Extracted records:

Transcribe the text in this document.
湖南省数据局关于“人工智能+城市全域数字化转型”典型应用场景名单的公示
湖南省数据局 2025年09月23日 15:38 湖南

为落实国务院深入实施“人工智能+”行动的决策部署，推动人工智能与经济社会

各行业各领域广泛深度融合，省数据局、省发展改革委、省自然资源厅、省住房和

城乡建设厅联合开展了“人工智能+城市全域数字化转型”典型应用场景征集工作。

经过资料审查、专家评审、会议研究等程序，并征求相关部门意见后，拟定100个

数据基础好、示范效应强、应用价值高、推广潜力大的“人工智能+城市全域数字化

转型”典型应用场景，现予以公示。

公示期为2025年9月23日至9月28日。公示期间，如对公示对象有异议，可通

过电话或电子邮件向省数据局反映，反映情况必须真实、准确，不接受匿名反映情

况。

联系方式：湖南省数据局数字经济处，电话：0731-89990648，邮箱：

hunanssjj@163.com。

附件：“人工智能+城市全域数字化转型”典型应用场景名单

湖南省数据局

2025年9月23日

GOAL – Every entry needs to be retyped exactly.

WRITTEN ANSWER –
Transcribe the text in this document.
湖南省数据局关于“人工智能+城市全域数字化转型”典型应用场景名单的公示
湖南省数据局 2025年09月23日 15:38 湖南

为落实国务院深入实施“人工智能+”行动的决策部署，推动人工智能与经济社会

各行业各领域广泛深度融合，省数据局、省发展改革委、省自然资源厅、省住房和

城乡建设厅联合开展了“人工智能+城市全域数字化转型”典型应用场景征集工作。

经过资料审查、专家评审、会议研究等程序，并征求相关部门意见后，拟定100个

数据基础好、示范效应强、应用价值高、推广潜力大的“人工智能+城市全域数字化

转型”典型应用场景，现予以公示。

公示期为2025年9月23日至9月28日。公示期间，如对公示对象有异议，可通

过电话或电子邮件向省数据局反映，反映情况必须真实、准确，不接受匿名反映情

况。

联系方式：湖南省数据局数字经济处，电话：0731-89990648，邮箱：

hunanssjj@163.com。

附件：“人工智能+城市全域数字化转型”典型应用场景名单

湖南省数据局

2025年9月23日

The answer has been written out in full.